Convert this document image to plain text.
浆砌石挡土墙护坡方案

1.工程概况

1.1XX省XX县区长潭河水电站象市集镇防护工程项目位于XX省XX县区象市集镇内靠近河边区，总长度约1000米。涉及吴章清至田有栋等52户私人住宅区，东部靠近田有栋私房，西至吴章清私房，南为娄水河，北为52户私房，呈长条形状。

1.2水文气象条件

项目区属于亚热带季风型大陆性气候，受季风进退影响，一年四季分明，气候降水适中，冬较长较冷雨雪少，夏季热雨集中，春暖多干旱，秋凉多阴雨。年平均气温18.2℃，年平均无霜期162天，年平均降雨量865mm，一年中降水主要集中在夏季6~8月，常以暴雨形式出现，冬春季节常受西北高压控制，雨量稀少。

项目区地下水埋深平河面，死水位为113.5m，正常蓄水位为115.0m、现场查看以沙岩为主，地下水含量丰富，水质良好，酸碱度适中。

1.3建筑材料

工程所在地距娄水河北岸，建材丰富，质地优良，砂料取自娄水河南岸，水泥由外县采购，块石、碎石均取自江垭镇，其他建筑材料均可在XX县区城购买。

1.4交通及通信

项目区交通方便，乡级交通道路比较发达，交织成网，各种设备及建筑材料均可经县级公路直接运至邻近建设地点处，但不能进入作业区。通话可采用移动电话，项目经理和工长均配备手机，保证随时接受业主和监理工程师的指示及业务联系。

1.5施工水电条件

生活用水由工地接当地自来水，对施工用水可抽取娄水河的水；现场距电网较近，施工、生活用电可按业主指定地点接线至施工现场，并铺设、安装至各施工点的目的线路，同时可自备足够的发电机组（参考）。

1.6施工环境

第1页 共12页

**What you need to do:**
Output the records verbatim, from the first line to the last.

**Response for this exercise:**
Convert this document image to plain text.
浆砌石挡土墙护坡方案

1.工程概况

1.1XX省XX县区长潭河水电站象市集镇防护工程项目位于XX省XX县区象市集镇内靠近河边区，总长度约1000米。涉及吴章清至田有栋等52户私人住宅区，东部靠近田有栋私房，西至吴章清私房，南为娄水河，北为52户私房，呈长条形状。

1.2水文气象条件

项目区属于亚热带季风型大陆性气候，受季风进退影响，一年四季分明，气候降水适中，冬较长较冷雨雪少，夏季热雨集中，春暖多干旱，秋凉多阴雨。年平均气温18.2℃，年平均无霜期162天，年平均降雨量865mm，一年中降水主要集中在夏季6~8月，常以暴雨形式出现，冬春季节常受西北高压控制，雨量稀少。

项目区地下水埋深平河面，死水位为113.5m，正常蓄水位为115.0m、现场查看以沙岩为主，地下水含量丰富，水质良好，酸碱度适中。

1.3建筑材料

工程所在地距娄水河北岸，建材丰富，质地优良，砂料取自娄水河南岸，水泥由外县采购，块石、碎石均取自江垭镇，其他建筑材料均可在XX县区城购买。

1.4交通及通信

项目区交通方便，乡级交通道路比较发达，交织成网，各种设备及建筑材料均可经县级公路直接运至邻近建设地点处，但不能进入作业区。通话可采用移动电话，项目经理和工长均配备手机，保证随时接受业主和监理工程师的指示及业务联系。

1.5施工水电条件

生活用水由工地接当地自来水，对施工用水可抽取娄水河的水；现场距电网较近，施工、生活用电可按业主指定地点接线至施工现场，并铺设、安装至各施工点的目的线路，同时可自备足够的发电机组（参考）。

1.6施工环境

第1页 共12页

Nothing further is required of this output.